◆ WHAT IS BEING ASKED
Return the following lines verbatim, with the pictures omitted.

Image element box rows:

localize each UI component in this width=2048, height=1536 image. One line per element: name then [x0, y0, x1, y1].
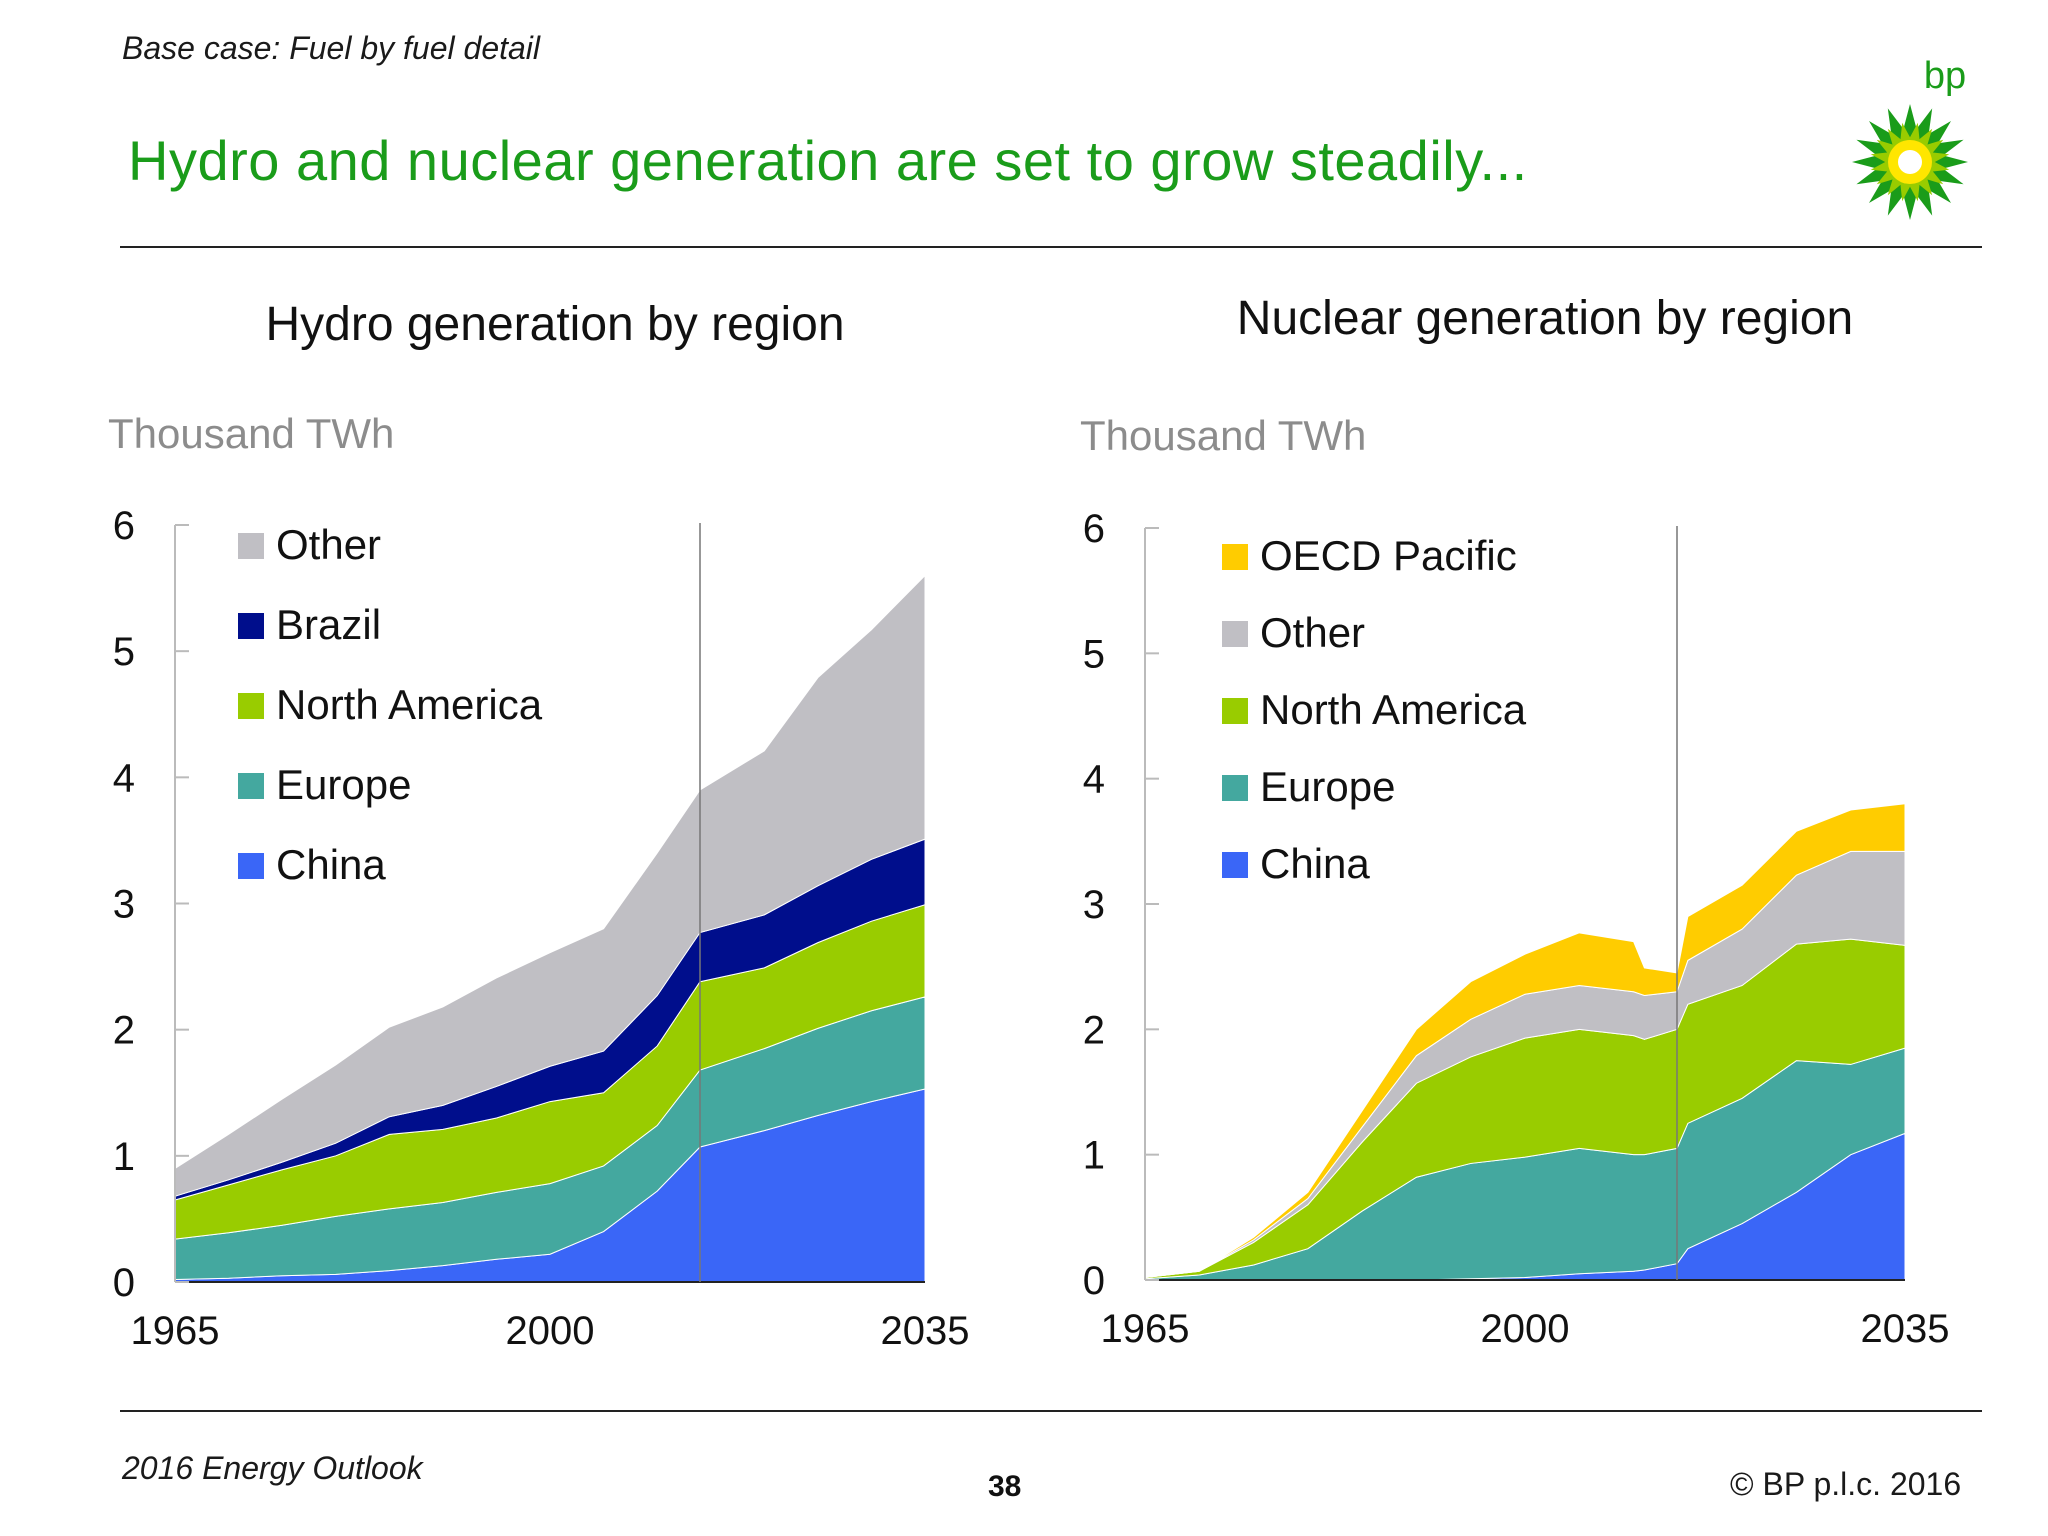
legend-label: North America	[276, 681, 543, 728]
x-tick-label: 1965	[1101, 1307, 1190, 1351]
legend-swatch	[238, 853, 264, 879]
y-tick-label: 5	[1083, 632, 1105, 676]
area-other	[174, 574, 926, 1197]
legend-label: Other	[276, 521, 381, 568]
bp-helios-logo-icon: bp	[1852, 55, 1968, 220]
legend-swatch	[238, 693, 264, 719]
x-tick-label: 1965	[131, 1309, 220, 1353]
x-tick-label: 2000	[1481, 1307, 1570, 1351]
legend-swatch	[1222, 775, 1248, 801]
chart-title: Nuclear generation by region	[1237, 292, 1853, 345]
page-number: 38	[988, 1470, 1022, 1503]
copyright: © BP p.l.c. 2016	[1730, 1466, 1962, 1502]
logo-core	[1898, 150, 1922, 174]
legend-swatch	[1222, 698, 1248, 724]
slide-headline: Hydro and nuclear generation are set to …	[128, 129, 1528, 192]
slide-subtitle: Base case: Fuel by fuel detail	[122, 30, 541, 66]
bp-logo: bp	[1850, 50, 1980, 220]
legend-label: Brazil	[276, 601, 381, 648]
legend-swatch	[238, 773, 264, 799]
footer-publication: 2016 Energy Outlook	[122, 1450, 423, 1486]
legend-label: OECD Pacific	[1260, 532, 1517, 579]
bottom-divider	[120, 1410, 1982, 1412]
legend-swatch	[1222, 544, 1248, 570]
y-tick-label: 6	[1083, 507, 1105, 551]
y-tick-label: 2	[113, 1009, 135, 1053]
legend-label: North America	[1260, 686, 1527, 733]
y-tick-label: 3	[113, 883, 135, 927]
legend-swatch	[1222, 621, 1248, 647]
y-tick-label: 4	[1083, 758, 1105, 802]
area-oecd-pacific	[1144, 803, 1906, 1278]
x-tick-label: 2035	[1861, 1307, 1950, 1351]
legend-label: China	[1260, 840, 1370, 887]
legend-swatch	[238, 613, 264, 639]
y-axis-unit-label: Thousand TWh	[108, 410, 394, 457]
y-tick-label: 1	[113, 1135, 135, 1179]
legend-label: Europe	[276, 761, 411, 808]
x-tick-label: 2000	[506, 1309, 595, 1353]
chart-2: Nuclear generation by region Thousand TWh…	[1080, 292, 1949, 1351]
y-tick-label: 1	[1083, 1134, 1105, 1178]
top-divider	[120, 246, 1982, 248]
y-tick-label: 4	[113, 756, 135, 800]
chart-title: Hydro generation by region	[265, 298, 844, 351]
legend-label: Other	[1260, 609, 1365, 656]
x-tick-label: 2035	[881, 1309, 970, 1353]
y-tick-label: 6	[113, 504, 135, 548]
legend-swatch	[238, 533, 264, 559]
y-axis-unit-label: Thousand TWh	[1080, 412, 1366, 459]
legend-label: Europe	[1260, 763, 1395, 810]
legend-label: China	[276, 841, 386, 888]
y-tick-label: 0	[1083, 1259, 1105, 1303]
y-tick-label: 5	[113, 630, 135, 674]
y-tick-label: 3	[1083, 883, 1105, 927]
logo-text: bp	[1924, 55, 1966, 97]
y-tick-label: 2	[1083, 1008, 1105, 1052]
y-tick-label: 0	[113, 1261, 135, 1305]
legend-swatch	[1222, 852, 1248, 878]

◆ FINAL RESULT
localize each UI component in this width=2048, height=1536 image. One line per element: name then [x0, y0, x1, y1].
legend-label: North America	[276, 681, 543, 728]
x-tick-label: 1965	[1101, 1307, 1190, 1351]
legend-swatch	[238, 853, 264, 879]
y-tick-label: 5	[1083, 632, 1105, 676]
area-other	[174, 574, 926, 1197]
legend-label: Other	[276, 521, 381, 568]
bp-helios-logo-icon: bp	[1852, 55, 1968, 220]
legend-swatch	[238, 693, 264, 719]
x-tick-label: 1965	[131, 1309, 220, 1353]
x-tick-label: 2000	[1481, 1307, 1570, 1351]
legend-swatch	[1222, 775, 1248, 801]
chart-title: Nuclear generation by region	[1237, 292, 1853, 345]
page-number: 38	[988, 1470, 1022, 1503]
copyright: © BP p.l.c. 2016	[1730, 1466, 1962, 1502]
logo-core	[1898, 150, 1922, 174]
legend-swatch	[1222, 698, 1248, 724]
slide-headline: Hydro and nuclear generation are set to …	[128, 129, 1528, 192]
slide-subtitle: Base case: Fuel by fuel detail	[122, 30, 541, 66]
bp-logo: bp	[1850, 50, 1980, 220]
legend-label: Brazil	[276, 601, 381, 648]
legend-swatch	[238, 773, 264, 799]
footer-publication: 2016 Energy Outlook	[122, 1450, 423, 1486]
legend-label: OECD Pacific	[1260, 532, 1517, 579]
bottom-divider	[120, 1410, 1982, 1412]
legend-swatch	[1222, 544, 1248, 570]
y-tick-label: 6	[1083, 507, 1105, 551]
y-tick-label: 2	[113, 1009, 135, 1053]
legend-label: North America	[1260, 686, 1527, 733]
y-tick-label: 3	[113, 883, 135, 927]
legend-swatch	[1222, 621, 1248, 647]
y-tick-label: 4	[1083, 758, 1105, 802]
area-oecd-pacific	[1144, 803, 1906, 1278]
x-tick-label: 2035	[1861, 1307, 1950, 1351]
legend-label: China	[1260, 840, 1370, 887]
legend-swatch	[238, 613, 264, 639]
y-axis-unit-label: Thousand TWh	[108, 410, 394, 457]
y-tick-label: 1	[113, 1135, 135, 1179]
legend-label: Europe	[276, 761, 411, 808]
x-tick-label: 2000	[506, 1309, 595, 1353]
chart-2: Nuclear generation by region Thousand TWh…	[1080, 292, 1949, 1351]
y-tick-label: 1	[1083, 1134, 1105, 1178]
top-divider	[120, 246, 1982, 248]
y-tick-label: 4	[113, 756, 135, 800]
chart-title: Hydro generation by region	[265, 298, 844, 351]
legend-label: Other	[1260, 609, 1365, 656]
x-tick-label: 2035	[881, 1309, 970, 1353]
y-tick-label: 6	[113, 504, 135, 548]
legend-swatch	[238, 533, 264, 559]
y-axis-unit-label: Thousand TWh	[1080, 412, 1366, 459]
legend-label: Europe	[1260, 763, 1395, 810]
legend-label: China	[276, 841, 386, 888]
y-tick-label: 0	[1083, 1259, 1105, 1303]
y-tick-label: 5	[113, 630, 135, 674]
y-tick-label: 3	[1083, 883, 1105, 927]
logo-text: bp	[1924, 55, 1966, 97]
y-tick-label: 2	[1083, 1008, 1105, 1052]
y-tick-label: 0	[113, 1261, 135, 1305]
legend-swatch	[1222, 852, 1248, 878]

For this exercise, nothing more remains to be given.